TEXT SEGMENT

The person in charge moved to Portland
What do you do when the person in charge of making sure your business functions wants to move across the country and also keep the job she loves?
You make it work.
If you’ve read my book, you know about Amanda. She found Student Maid on Craigslist, and we hired her to answer phones and schedule clients. When we interviewed her, Amanda was upfront about her desire to eventually move to Portland, Oregon—3,000 miles from our headquarters in Florida—to be closer to her family. She didn’t have a solid timeline in mind, but I didn’t think much of it: The customer service position she was applying for had a lot of turnover, and I figured that when the time came for her to move, we would find someone else to take her place. But Amanda quickly worked herself out of a customer service role. Before working with us, she was a world-class archer and archery coach, so she blew us away with her innate ability to coach our team members. Within a year or so, we promoted her to Chief of Student Maid.
As time went on, I was faced with a serious dilemma: Amanda was still set on moving to Portland, but she now held the top position at Student Maid. I couldn't imagine losing her, but I also didn’t want to keep her away from her family.

WHAT TO WORK ON
1 > In the passage on Amanda's move, where did Amanda find Student Maid?
2 > For each statement, decide whether the passage on Amanda's move agrees with it, and quote the words that settle it: (a) Amanda was hired to answer phones and schedule clients. (b) Student Maid's headquarters is in Oregon. (c) Amanda had a fixed timeline for her move.
3 > Please list every geographic place named in the passage on Amanda's move.

DATA LINES
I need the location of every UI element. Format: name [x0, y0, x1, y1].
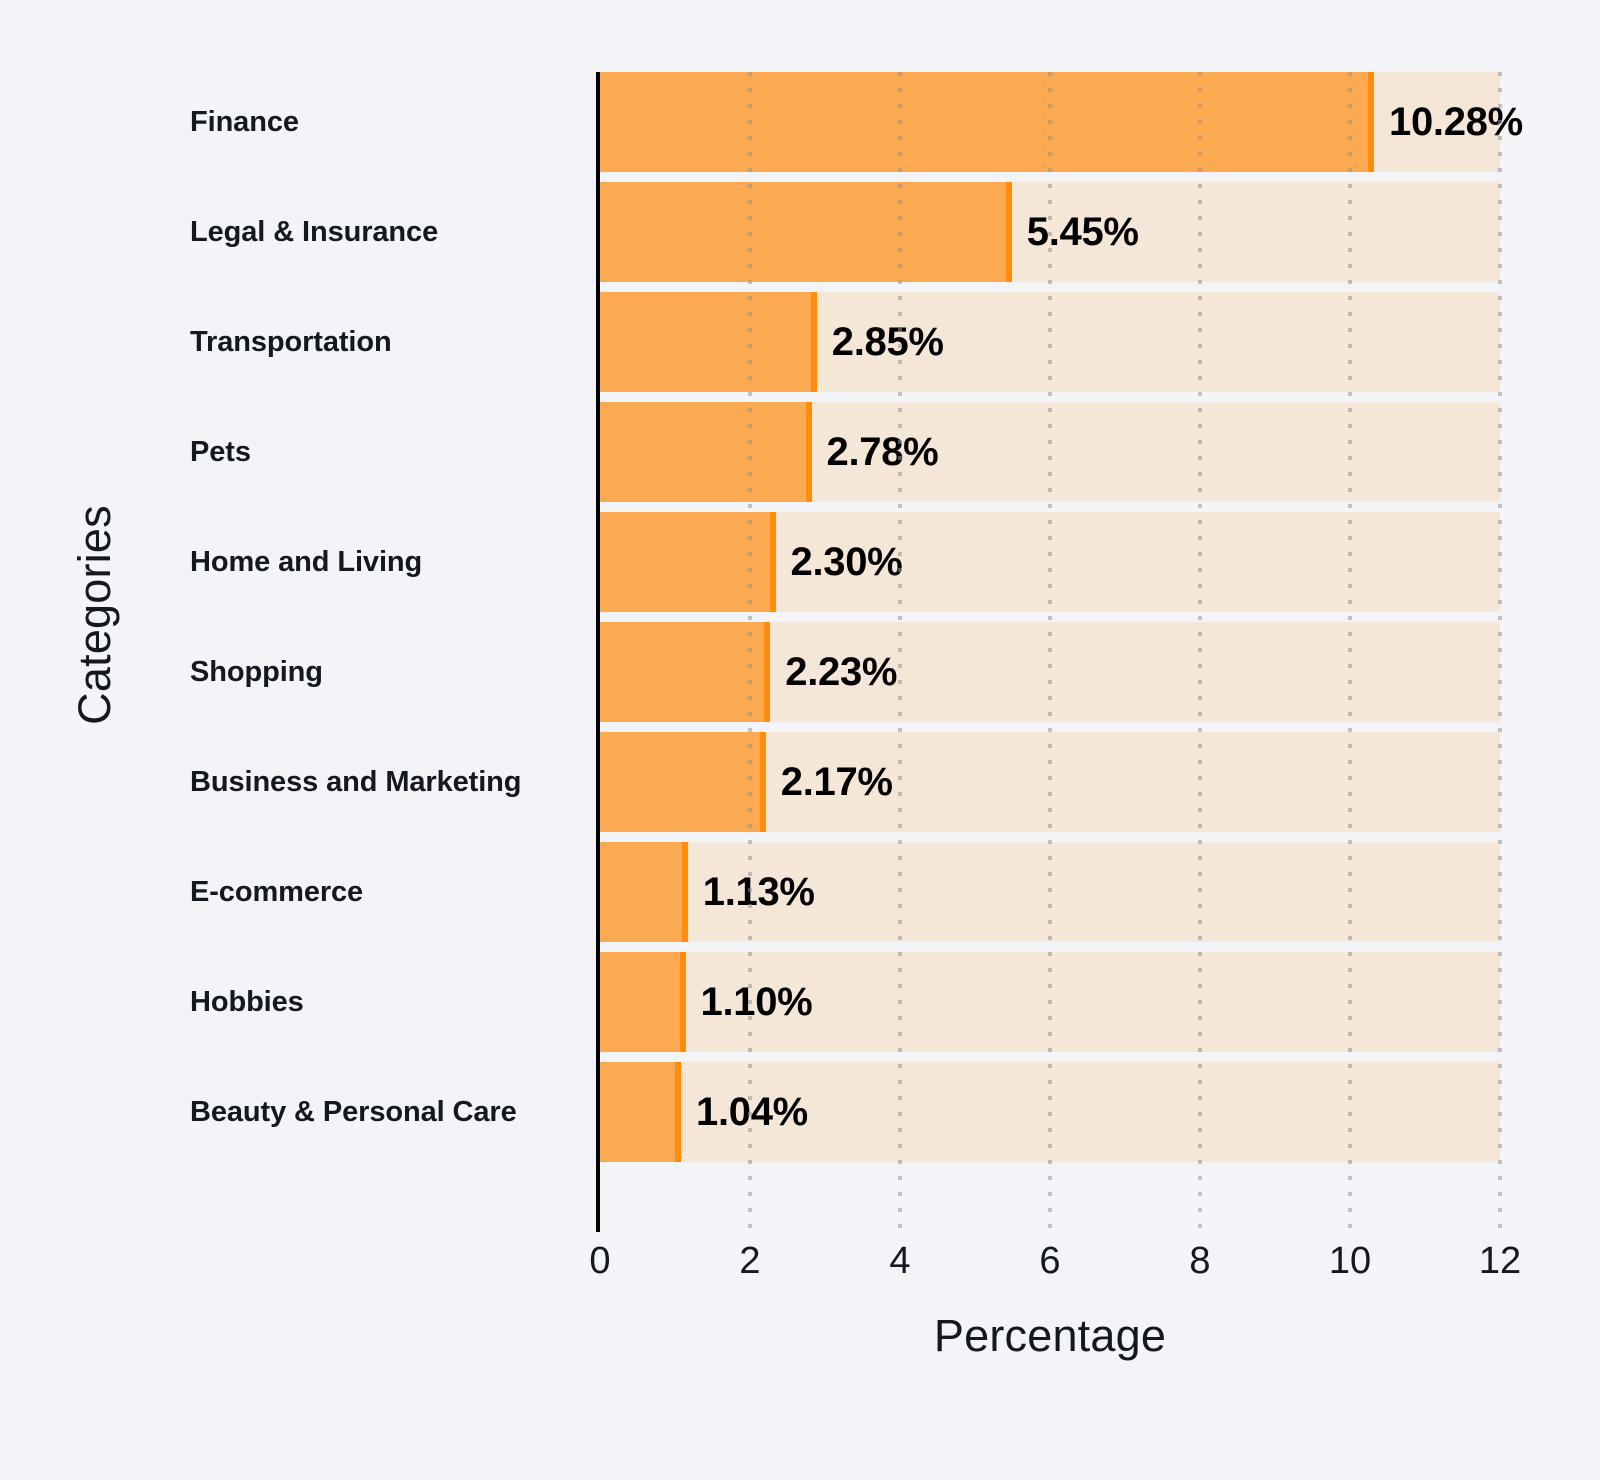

TASK-BY-TASK ANSWERS
1 > On Craigslist.

2 >
(a) Yes: "we hired her to answer phones and schedule clients"
(b) No: "3,000 miles from our headquarters in Florida"
(c) No: "She didn’t have a solid timeline in mind"

3 > Portland, Oregon, Florida